# The task
Every line below is to be quoted exactly, with nothing added or dropped.
-- start Data to use --
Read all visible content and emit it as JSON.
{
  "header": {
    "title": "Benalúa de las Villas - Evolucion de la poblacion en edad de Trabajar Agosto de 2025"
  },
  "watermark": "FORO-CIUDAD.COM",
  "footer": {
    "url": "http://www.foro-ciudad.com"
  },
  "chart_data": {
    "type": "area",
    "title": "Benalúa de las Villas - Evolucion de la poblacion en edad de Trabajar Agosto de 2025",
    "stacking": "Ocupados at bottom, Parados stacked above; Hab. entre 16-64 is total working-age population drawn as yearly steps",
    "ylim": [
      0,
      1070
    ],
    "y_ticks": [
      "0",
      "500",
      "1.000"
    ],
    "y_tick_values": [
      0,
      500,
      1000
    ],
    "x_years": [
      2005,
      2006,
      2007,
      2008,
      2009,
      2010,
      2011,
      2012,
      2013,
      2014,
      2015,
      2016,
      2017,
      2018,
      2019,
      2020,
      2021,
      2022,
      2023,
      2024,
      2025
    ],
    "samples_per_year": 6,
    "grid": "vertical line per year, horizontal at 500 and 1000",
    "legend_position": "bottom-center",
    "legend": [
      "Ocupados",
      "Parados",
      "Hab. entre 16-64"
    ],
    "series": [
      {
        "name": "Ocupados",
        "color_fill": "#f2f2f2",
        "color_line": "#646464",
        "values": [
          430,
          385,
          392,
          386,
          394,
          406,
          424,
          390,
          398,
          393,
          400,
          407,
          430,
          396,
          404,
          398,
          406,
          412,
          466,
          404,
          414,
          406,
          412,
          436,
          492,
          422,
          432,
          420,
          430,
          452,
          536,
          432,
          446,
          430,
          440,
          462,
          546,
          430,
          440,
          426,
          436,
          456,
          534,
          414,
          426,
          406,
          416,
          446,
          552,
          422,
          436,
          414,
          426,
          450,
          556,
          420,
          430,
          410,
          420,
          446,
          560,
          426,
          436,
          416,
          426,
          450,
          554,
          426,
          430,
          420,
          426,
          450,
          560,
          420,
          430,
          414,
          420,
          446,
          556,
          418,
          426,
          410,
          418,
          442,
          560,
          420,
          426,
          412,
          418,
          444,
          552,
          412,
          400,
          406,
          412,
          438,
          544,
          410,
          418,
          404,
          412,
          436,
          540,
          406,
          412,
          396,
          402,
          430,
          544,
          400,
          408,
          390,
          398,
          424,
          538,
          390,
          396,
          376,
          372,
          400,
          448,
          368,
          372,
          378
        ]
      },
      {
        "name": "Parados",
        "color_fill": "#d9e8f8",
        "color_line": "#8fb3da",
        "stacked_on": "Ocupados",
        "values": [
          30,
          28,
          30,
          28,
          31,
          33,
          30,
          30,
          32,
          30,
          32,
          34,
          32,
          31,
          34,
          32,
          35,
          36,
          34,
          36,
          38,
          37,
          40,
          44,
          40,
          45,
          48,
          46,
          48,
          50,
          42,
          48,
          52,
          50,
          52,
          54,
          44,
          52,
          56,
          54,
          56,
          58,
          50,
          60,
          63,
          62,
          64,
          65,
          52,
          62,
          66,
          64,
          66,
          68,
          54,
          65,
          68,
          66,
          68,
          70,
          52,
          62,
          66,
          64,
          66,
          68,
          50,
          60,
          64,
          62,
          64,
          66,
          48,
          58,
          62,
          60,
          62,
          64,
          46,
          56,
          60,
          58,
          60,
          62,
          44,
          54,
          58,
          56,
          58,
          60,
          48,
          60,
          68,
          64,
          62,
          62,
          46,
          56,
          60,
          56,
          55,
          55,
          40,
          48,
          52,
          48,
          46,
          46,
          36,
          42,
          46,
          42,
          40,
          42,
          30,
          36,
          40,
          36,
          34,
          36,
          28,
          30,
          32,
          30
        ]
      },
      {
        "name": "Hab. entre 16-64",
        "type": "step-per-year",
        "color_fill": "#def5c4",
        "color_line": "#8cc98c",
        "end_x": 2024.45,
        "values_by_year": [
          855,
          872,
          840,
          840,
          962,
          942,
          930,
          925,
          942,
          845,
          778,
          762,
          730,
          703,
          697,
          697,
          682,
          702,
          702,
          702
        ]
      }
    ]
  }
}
-- end Data to use --
# Worked solution
Read all visible content and emit it as JSON.
{
  "header": {
    "title": "Benalúa de las Villas - Evolucion de la poblacion en edad de Trabajar Agosto de 2025"
  },
  "watermark": "FORO-CIUDAD.COM",
  "footer": {
    "url": "http://www.foro-ciudad.com"
  },
  "chart_data": {
    "type": "area",
    "title": "Benalúa de las Villas - Evolucion de la poblacion en edad de Trabajar Agosto de 2025",
    "stacking": "Ocupados at bottom, Parados stacked above; Hab. entre 16-64 is total working-age population drawn as yearly steps",
    "ylim": [
      0,
      1070
    ],
    "y_ticks": [
      "0",
      "500",
      "1.000"
    ],
    "y_tick_values": [
      0,
      500,
      1000
    ],
    "x_years": [
      2005,
      2006,
      2007,
      2008,
      2009,
      2010,
      2011,
      2012,
      2013,
      2014,
      2015,
      2016,
      2017,
      2018,
      2019,
      2020,
      2021,
      2022,
      2023,
      2024,
      2025
    ],
    "samples_per_year": 6,
    "grid": "vertical line per year, horizontal at 500 and 1000",
    "legend_position": "bottom-center",
    "legend": [
      "Ocupados",
      "Parados",
      "Hab. entre 16-64"
    ],
    "series": [
      {
        "name": "Ocupados",
        "color_fill": "#f2f2f2",
        "color_line": "#646464",
        "values": [
          430,
          385,
          392,
          386,
          394,
          406,
          424,
          390,
          398,
          393,
          400,
          407,
          430,
          396,
          404,
          398,
          406,
          412,
          466,
          404,
          414,
          406,
          412,
          436,
          492,
          422,
          432,
          420,
          430,
          452,
          536,
          432,
          446,
          430,
          440,
          462,
          546,
          430,
          440,
          426,
          436,
          456,
          534,
          414,
          426,
          406,
          416,
          446,
          552,
          422,
          436,
          414,
          426,
          450,
          556,
          420,
          430,
          410,
          420,
          446,
          560,
          426,
          436,
          416,
          426,
          450,
          554,
          426,
          430,
          420,
          426,
          450,
          560,
          420,
          430,
          414,
          420,
          446,
          556,
          418,
          426,
          410,
          418,
          442,
          560,
          420,
          426,
          412,
          418,
          444,
          552,
          412,
          400,
          406,
          412,
          438,
          544,
          410,
          418,
          404,
          412,
          436,
          540,
          406,
          412,
          396,
          402,
          430,
          544,
          400,
          408,
          390,
          398,
          424,
          538,
          390,
          396,
          376,
          372,
          400,
          448,
          368,
          372,
          378
        ]
      },
      {
        "name": "Parados",
        "color_fill": "#d9e8f8",
        "color_line": "#8fb3da",
        "stacked_on": "Ocupados",
        "values": [
          30,
          28,
          30,
          28,
          31,
          33,
          30,
          30,
          32,
          30,
          32,
          34,
          32,
          31,
          34,
          32,
          35,
          36,
          34,
          36,
          38,
          37,
          40,
          44,
          40,
          45,
          48,
          46,
          48,
          50,
          42,
          48,
          52,
          50,
          52,
          54,
          44,
          52,
          56,
          54,
          56,
          58,
          50,
          60,
          63,
          62,
          64,
          65,
          52,
          62,
          66,
          64,
          66,
          68,
          54,
          65,
          68,
          66,
          68,
          70,
          52,
          62,
          66,
          64,
          66,
          68,
          50,
          60,
          64,
          62,
          64,
          66,
          48,
          58,
          62,
          60,
          62,
          64,
          46,
          56,
          60,
          58,
          60,
          62,
          44,
          54,
          58,
          56,
          58,
          60,
          48,
          60,
          68,
          64,
          62,
          62,
          46,
          56,
          60,
          56,
          55,
          55,
          40,
          48,
          52,
          48,
          46,
          46,
          36,
          42,
          46,
          42,
          40,
          42,
          30,
          36,
          40,
          36,
          34,
          36,
          28,
          30,
          32,
          30
        ]
      },
      {
        "name": "Hab. entre 16-64",
        "type": "step-per-year",
        "color_fill": "#def5c4",
        "color_line": "#8cc98c",
        "end_x": 2024.45,
        "values_by_year": [
          855,
          872,
          840,
          840,
          962,
          942,
          930,
          925,
          942,
          845,
          778,
          762,
          730,
          703,
          697,
          697,
          682,
          702,
          702,
          702
        ]
      }
    ]
  }
}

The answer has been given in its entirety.